> **What to do**
Print the listing in its entirety and exactly, leaving out images.

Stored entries
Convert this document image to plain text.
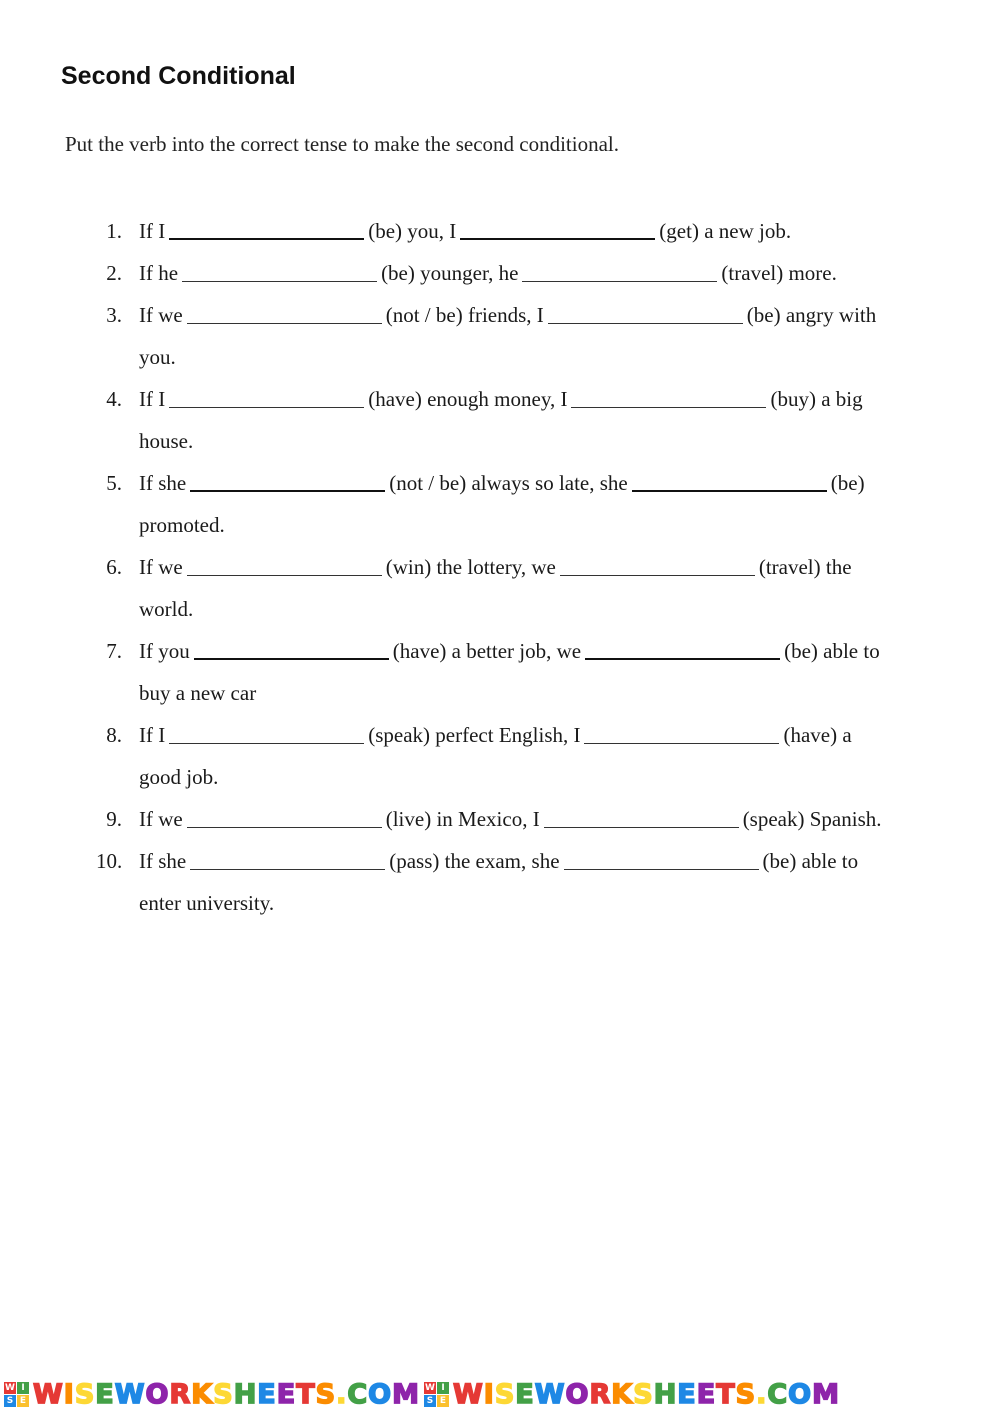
Second Conditional
Put the verb into the correct tense to make the second conditional.
1. If I	(be) you, I	(get) a new job.
2. If he	(be) younger, he	(travel) more.
3. If we	(not / be) friends, I	(be) angry with
you.
4. If I	(have) enough money, I	(buy) a big
house.
5. If she	(not / be) always so late, she	(be)
promoted.
6. If we	(win) the lottery, we	(travel) the
world.
7. If you	(have) a better job, we	(be) able to
buy a new car
8. If I	(speak) perfect English, I	(have) a
good job.
9. If we	(live) in Mexico, I	(speak) Spanish.
10. If she	(pass) the exam, she	(be) able to
enter university.
W I
S E WISEWORKSHEETS.COM W I
S E WISEWORKSHEETS.COM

> **Final result**
Convert this document image to plain text.
Second Conditional
Put the verb into the correct tense to make the second conditional.
1. If I	(be) you, I	(get) a new job.
2. If he	(be) younger, he	(travel) more.
3. If we	(not / be) friends, I	(be) angry with
you.
4. If I	(have) enough money, I	(buy) a big
house.
5. If she	(not / be) always so late, she	(be)
promoted.
6. If we	(win) the lottery, we	(travel) the
world.
7. If you	(have) a better job, we	(be) able to
buy a new car
8. If I	(speak) perfect English, I	(have) a
good job.
9. If we	(live) in Mexico, I	(speak) Spanish.
10. If she	(pass) the exam, she	(be) able to
enter university.
W I
S E WISEWORKSHEETS.COM W I
S E WISEWORKSHEETS.COM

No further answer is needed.